_GIVEN INSTRUCTION_
Please list all lines of the material below in which the string "Variación" occurs.

Source data

:::::

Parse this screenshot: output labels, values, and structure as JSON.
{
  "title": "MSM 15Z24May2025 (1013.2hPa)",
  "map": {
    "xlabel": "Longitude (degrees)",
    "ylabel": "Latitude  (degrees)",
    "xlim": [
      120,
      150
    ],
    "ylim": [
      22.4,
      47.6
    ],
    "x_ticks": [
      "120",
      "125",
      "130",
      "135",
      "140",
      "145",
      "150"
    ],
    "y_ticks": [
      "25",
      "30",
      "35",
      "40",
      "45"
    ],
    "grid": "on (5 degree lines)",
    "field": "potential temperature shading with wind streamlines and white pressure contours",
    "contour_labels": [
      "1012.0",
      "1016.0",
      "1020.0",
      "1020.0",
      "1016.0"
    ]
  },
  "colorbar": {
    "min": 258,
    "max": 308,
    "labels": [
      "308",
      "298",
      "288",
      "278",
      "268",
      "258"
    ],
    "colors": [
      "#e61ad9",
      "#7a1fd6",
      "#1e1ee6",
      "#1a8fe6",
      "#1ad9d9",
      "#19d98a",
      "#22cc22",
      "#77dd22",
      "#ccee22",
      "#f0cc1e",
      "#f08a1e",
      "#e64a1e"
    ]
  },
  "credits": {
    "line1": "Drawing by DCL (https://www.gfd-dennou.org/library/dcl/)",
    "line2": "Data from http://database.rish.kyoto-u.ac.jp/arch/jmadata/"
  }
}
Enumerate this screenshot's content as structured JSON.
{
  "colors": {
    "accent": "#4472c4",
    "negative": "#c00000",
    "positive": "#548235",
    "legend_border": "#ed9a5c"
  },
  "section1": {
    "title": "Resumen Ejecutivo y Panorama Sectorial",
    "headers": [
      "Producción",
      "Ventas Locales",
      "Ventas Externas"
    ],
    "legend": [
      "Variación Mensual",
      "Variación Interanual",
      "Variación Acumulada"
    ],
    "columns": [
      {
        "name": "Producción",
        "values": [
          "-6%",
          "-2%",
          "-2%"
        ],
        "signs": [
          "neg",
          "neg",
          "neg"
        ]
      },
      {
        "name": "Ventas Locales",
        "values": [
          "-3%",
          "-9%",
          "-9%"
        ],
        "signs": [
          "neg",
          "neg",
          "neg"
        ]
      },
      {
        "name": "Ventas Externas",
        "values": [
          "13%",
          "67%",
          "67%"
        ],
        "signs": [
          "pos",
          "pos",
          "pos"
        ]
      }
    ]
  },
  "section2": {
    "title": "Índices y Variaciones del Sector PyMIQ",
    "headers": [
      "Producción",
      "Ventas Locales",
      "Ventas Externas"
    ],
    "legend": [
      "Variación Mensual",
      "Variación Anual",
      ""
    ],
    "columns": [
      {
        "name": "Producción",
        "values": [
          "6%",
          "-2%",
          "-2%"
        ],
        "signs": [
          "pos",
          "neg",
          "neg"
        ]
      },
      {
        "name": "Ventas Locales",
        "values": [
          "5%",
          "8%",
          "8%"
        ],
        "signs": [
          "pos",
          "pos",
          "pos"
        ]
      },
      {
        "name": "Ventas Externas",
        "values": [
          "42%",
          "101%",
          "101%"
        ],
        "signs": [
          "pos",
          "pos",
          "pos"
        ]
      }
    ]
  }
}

:::::

_TASK ANSWER_
      "Variación Mensual",
      "Variación Interanual",
      "Variación Acumulada"
      "Variación Mensual",
      "Variación Anual",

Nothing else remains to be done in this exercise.